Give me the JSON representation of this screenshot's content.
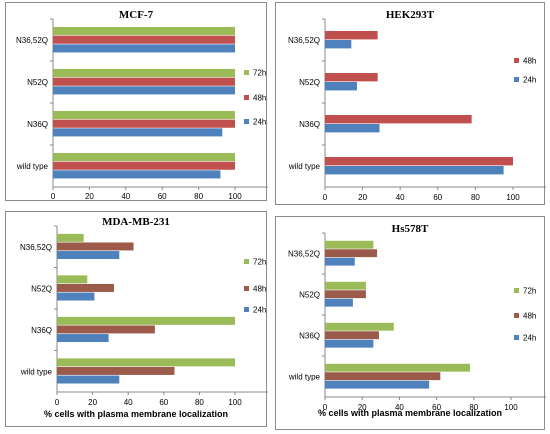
{
  "chart_data": [
    {
      "type": "bar",
      "orientation": "horizontal",
      "title": "MCF-7",
      "xlabel": "",
      "categories": [
        "N36,52Q",
        "N52Q",
        "N36Q",
        "wild type"
      ],
      "series": [
        {
          "name": "72h",
          "color": "#9bbb59",
          "values": [
            100,
            100,
            100,
            100
          ]
        },
        {
          "name": "48h",
          "color": "#c0504d",
          "values": [
            100,
            100,
            100,
            100
          ]
        },
        {
          "name": "24h",
          "color": "#4f81bd",
          "values": [
            100,
            100,
            93,
            92
          ]
        }
      ],
      "xlim": [
        0,
        120
      ],
      "xticks": [
        "0",
        "20",
        "40",
        "60",
        "80",
        "100"
      ],
      "legend": "right",
      "grid": false
    },
    {
      "type": "bar",
      "orientation": "horizontal",
      "title": "HEK293T",
      "xlabel": "",
      "categories": [
        "N36,52Q",
        "N52Q",
        "N36Q",
        "wild type"
      ],
      "series": [
        {
          "name": "48h",
          "color": "#c0504d",
          "values": [
            28,
            28,
            78,
            100
          ]
        },
        {
          "name": "24h",
          "color": "#4f81bd",
          "values": [
            14,
            17,
            29,
            95
          ]
        }
      ],
      "xlim": [
        0,
        120
      ],
      "xticks": [
        "0",
        "20",
        "40",
        "60",
        "80",
        "100"
      ],
      "legend": "right",
      "grid": false
    },
    {
      "type": "bar",
      "orientation": "horizontal",
      "title": "MDA-MB-231",
      "xlabel": "% cells with plasma membrane localization",
      "categories": [
        "N36,52Q",
        "N52Q",
        "N36Q",
        "wild type"
      ],
      "series": [
        {
          "name": "72h",
          "color": "#9bbb59",
          "values": [
            15,
            17,
            100,
            100
          ]
        },
        {
          "name": "48h",
          "color": "#9c5b4a",
          "values": [
            43,
            32,
            55,
            66
          ]
        },
        {
          "name": "24h",
          "color": "#4f81bd",
          "values": [
            35,
            21,
            29,
            35
          ]
        }
      ],
      "xlim": [
        0,
        120
      ],
      "xticks": [
        "0",
        "20",
        "40",
        "60",
        "80",
        "100"
      ],
      "legend": "right",
      "grid": false
    },
    {
      "type": "bar",
      "orientation": "horizontal",
      "title": "Hs578T",
      "xlabel": "% cells with plasma membrane localization",
      "categories": [
        "N36,52Q",
        "N52Q",
        "N36Q",
        "wild type"
      ],
      "series": [
        {
          "name": "72h",
          "color": "#9bbb59",
          "values": [
            26,
            22,
            37,
            78
          ]
        },
        {
          "name": "48h",
          "color": "#9c5b4a",
          "values": [
            28,
            22,
            29,
            62
          ]
        },
        {
          "name": "24h",
          "color": "#4f81bd",
          "values": [
            16,
            15,
            26,
            56
          ]
        }
      ],
      "xlim": [
        0,
        120
      ],
      "xticks": [
        "0",
        "20",
        "40",
        "60",
        "80",
        "100"
      ],
      "legend": "right",
      "grid": false
    }
  ]
}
---
Respond with one number, the count of lines in the data that hold the string "title".

*SOLUTION BELOW:* 4